_Part of a data file:_
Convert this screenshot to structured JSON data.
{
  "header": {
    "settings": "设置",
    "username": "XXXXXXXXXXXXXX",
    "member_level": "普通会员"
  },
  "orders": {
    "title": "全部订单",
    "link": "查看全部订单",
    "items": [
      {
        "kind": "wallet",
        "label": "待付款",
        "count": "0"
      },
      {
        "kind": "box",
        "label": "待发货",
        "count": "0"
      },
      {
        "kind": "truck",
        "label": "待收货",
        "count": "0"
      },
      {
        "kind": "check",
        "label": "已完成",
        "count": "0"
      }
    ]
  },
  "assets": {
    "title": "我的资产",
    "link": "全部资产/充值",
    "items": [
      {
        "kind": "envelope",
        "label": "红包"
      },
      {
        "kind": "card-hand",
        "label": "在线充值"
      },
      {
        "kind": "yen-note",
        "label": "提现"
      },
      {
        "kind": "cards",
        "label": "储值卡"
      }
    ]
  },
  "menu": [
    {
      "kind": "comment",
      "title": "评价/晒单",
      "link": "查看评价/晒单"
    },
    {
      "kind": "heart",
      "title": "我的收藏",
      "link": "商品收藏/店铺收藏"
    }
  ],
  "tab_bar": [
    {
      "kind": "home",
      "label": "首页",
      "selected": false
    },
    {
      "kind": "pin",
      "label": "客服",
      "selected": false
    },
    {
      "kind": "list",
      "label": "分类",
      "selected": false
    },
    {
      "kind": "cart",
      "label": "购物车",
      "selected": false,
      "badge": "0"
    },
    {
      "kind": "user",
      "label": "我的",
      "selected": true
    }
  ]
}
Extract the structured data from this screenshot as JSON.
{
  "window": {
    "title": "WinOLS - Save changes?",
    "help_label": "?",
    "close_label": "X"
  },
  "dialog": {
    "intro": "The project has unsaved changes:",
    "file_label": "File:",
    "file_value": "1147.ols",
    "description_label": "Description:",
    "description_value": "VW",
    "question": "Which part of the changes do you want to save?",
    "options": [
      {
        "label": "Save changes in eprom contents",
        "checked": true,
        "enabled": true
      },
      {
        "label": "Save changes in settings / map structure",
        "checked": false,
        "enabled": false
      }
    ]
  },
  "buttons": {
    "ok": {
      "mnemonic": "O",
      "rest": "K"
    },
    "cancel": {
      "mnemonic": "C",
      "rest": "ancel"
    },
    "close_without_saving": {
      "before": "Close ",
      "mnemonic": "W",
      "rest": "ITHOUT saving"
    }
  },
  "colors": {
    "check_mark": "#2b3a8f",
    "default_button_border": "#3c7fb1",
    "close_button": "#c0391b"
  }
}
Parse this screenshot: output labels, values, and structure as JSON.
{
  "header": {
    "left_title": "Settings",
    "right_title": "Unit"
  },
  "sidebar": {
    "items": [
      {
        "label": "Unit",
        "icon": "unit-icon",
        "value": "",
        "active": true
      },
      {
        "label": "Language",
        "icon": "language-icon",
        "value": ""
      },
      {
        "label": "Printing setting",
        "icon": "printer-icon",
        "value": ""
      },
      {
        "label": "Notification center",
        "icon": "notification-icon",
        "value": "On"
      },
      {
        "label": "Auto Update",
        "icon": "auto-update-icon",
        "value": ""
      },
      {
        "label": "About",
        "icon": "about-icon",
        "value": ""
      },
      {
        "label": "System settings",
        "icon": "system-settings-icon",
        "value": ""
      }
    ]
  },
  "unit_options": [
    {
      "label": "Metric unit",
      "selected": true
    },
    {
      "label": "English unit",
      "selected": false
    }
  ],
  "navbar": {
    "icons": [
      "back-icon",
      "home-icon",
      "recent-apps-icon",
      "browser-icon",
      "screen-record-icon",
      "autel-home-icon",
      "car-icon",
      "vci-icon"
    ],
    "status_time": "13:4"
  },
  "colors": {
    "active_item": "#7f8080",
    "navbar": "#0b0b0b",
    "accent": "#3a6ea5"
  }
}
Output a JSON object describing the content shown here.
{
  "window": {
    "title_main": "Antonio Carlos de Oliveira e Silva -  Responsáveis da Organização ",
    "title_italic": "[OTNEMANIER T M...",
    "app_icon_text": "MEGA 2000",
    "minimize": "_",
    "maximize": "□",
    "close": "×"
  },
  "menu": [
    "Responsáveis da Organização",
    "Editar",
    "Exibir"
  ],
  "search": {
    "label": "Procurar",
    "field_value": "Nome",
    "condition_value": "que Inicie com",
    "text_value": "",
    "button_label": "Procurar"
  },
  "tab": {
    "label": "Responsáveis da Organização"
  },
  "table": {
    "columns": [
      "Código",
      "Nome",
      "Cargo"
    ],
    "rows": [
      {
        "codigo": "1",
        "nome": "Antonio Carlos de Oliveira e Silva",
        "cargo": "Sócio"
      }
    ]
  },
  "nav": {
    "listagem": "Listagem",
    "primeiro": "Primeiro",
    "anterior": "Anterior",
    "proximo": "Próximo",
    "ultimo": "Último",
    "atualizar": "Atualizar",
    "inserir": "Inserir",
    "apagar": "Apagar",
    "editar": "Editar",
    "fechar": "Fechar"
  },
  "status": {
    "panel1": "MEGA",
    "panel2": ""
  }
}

_SHORT EXERCISE:_ Write out the entries in full, exactly as given.

_THE RESPONSE:_
Convert this screenshot to structured JSON data.
{
  "header": {
    "settings": "设置",
    "username": "XXXXXXXXXXXXXX",
    "member_level": "普通会员"
  },
  "orders": {
    "title": "全部订单",
    "link": "查看全部订单",
    "items": [
      {
        "kind": "wallet",
        "label": "待付款",
        "count": "0"
      },
      {
        "kind": "box",
        "label": "待发货",
        "count": "0"
      },
      {
        "kind": "truck",
        "label": "待收货",
        "count": "0"
      },
      {
        "kind": "check",
        "label": "已完成",
        "count": "0"
      }
    ]
  },
  "assets": {
    "title": "我的资产",
    "link": "全部资产/充值",
    "items": [
      {
        "kind": "envelope",
        "label": "红包"
      },
      {
        "kind": "card-hand",
        "label": "在线充值"
      },
      {
        "kind": "yen-note",
        "label": "提现"
      },
      {
        "kind": "cards",
        "label": "储值卡"
      }
    ]
  },
  "menu": [
    {
      "kind": "comment",
      "title": "评价/晒单",
      "link": "查看评价/晒单"
    },
    {
      "kind": "heart",
      "title": "我的收藏",
      "link": "商品收藏/店铺收藏"
    }
  ],
  "tab_bar": [
    {
      "kind": "home",
      "label": "首页",
      "selected": false
    },
    {
      "kind": "pin",
      "label": "客服",
      "selected": false
    },
    {
      "kind": "list",
      "label": "分类",
      "selected": false
    },
    {
      "kind": "cart",
      "label": "购物车",
      "selected": false,
      "badge": "0"
    },
    {
      "kind": "user",
      "label": "我的",
      "selected": true
    }
  ]
}
Extract the structured data from this screenshot as JSON.
{
  "window": {
    "title": "WinOLS - Save changes?",
    "help_label": "?",
    "close_label": "X"
  },
  "dialog": {
    "intro": "The project has unsaved changes:",
    "file_label": "File:",
    "file_value": "1147.ols",
    "description_label": "Description:",
    "description_value": "VW",
    "question": "Which part of the changes do you want to save?",
    "options": [
      {
        "label": "Save changes in eprom contents",
        "checked": true,
        "enabled": true
      },
      {
        "label": "Save changes in settings / map structure",
        "checked": false,
        "enabled": false
      }
    ]
  },
  "buttons": {
    "ok": {
      "mnemonic": "O",
      "rest": "K"
    },
    "cancel": {
      "mnemonic": "C",
      "rest": "ancel"
    },
    "close_without_saving": {
      "before": "Close ",
      "mnemonic": "W",
      "rest": "ITHOUT saving"
    }
  },
  "colors": {
    "check_mark": "#2b3a8f",
    "default_button_border": "#3c7fb1",
    "close_button": "#c0391b"
  }
}
Parse this screenshot: output labels, values, and structure as JSON.
{
  "header": {
    "left_title": "Settings",
    "right_title": "Unit"
  },
  "sidebar": {
    "items": [
      {
        "label": "Unit",
        "icon": "unit-icon",
        "value": "",
        "active": true
      },
      {
        "label": "Language",
        "icon": "language-icon",
        "value": ""
      },
      {
        "label": "Printing setting",
        "icon": "printer-icon",
        "value": ""
      },
      {
        "label": "Notification center",
        "icon": "notification-icon",
        "value": "On"
      },
      {
        "label": "Auto Update",
        "icon": "auto-update-icon",
        "value": ""
      },
      {
        "label": "About",
        "icon": "about-icon",
        "value": ""
      },
      {
        "label": "System settings",
        "icon": "system-settings-icon",
        "value": ""
      }
    ]
  },
  "unit_options": [
    {
      "label": "Metric unit",
      "selected": true
    },
    {
      "label": "English unit",
      "selected": false
    }
  ],
  "navbar": {
    "icons": [
      "back-icon",
      "home-icon",
      "recent-apps-icon",
      "browser-icon",
      "screen-record-icon",
      "autel-home-icon",
      "car-icon",
      "vci-icon"
    ],
    "status_time": "13:4"
  },
  "colors": {
    "active_item": "#7f8080",
    "navbar": "#0b0b0b",
    "accent": "#3a6ea5"
  }
}
Output a JSON object describing the content shown here.
{
  "window": {
    "title_main": "Antonio Carlos de Oliveira e Silva -  Responsáveis da Organização ",
    "title_italic": "[OTNEMANIER T M...",
    "app_icon_text": "MEGA 2000",
    "minimize": "_",
    "maximize": "□",
    "close": "×"
  },
  "menu": [
    "Responsáveis da Organização",
    "Editar",
    "Exibir"
  ],
  "search": {
    "label": "Procurar",
    "field_value": "Nome",
    "condition_value": "que Inicie com",
    "text_value": "",
    "button_label": "Procurar"
  },
  "tab": {
    "label": "Responsáveis da Organização"
  },
  "table": {
    "columns": [
      "Código",
      "Nome",
      "Cargo"
    ],
    "rows": [
      {
        "codigo": "1",
        "nome": "Antonio Carlos de Oliveira e Silva",
        "cargo": "Sócio"
      }
    ]
  },
  "nav": {
    "listagem": "Listagem",
    "primeiro": "Primeiro",
    "anterior": "Anterior",
    "proximo": "Próximo",
    "ultimo": "Último",
    "atualizar": "Atualizar",
    "inserir": "Inserir",
    "apagar": "Apagar",
    "editar": "Editar",
    "fechar": "Fechar"
  },
  "status": {
    "panel1": "MEGA",
    "panel2": ""
  }
}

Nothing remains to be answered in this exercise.